Goal
Transcribe all the entries word for word, but omit the images.

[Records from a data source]
------------------------------------------------------------------------

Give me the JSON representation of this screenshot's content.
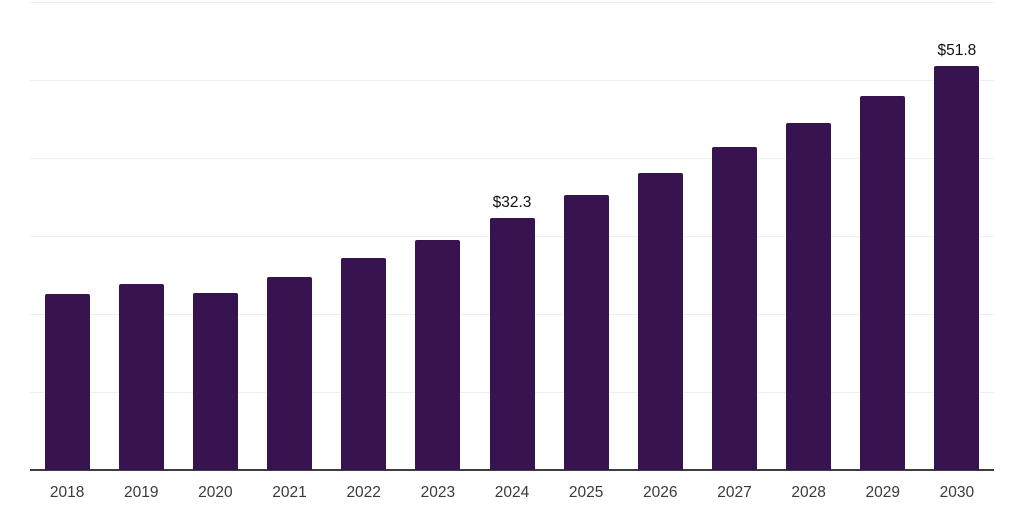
{
  "chart_data": {
    "type": "bar",
    "title": "",
    "categories": [
      "2018",
      "2019",
      "2020",
      "2021",
      "2022",
      "2023",
      "2024",
      "2025",
      "2026",
      "2027",
      "2028",
      "2029",
      "2030"
    ],
    "values": [
      22.6,
      23.9,
      22.7,
      24.8,
      27.2,
      29.5,
      32.3,
      35.2,
      38.1,
      41.4,
      44.5,
      47.9,
      51.8
    ],
    "annotations": [
      {
        "category": "2024",
        "text": "$32.3"
      },
      {
        "category": "2030",
        "text": "$51.8"
      }
    ],
    "xlabel": "",
    "ylabel": "",
    "ylim": [
      0,
      60
    ],
    "gridline_step": 10,
    "grid": true,
    "legend": false,
    "colors": {
      "bar": "#371350",
      "gridline": "#efeff2",
      "axis": "#3d3d3d",
      "tick_label": "#3a3a3a",
      "value_label": "#111111",
      "background": "#ffffff"
    }
  }
}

------------------------------------------------------------------------

Complete response
Give me the JSON representation of this screenshot's content.
{
  "chart_data": {
    "type": "bar",
    "title": "",
    "categories": [
      "2018",
      "2019",
      "2020",
      "2021",
      "2022",
      "2023",
      "2024",
      "2025",
      "2026",
      "2027",
      "2028",
      "2029",
      "2030"
    ],
    "values": [
      22.6,
      23.9,
      22.7,
      24.8,
      27.2,
      29.5,
      32.3,
      35.2,
      38.1,
      41.4,
      44.5,
      47.9,
      51.8
    ],
    "annotations": [
      {
        "category": "2024",
        "text": "$32.3"
      },
      {
        "category": "2030",
        "text": "$51.8"
      }
    ],
    "xlabel": "",
    "ylabel": "",
    "ylim": [
      0,
      60
    ],
    "gridline_step": 10,
    "grid": true,
    "legend": false,
    "colors": {
      "bar": "#371350",
      "gridline": "#efeff2",
      "axis": "#3d3d3d",
      "tick_label": "#3a3a3a",
      "value_label": "#111111",
      "background": "#ffffff"
    }
  }
}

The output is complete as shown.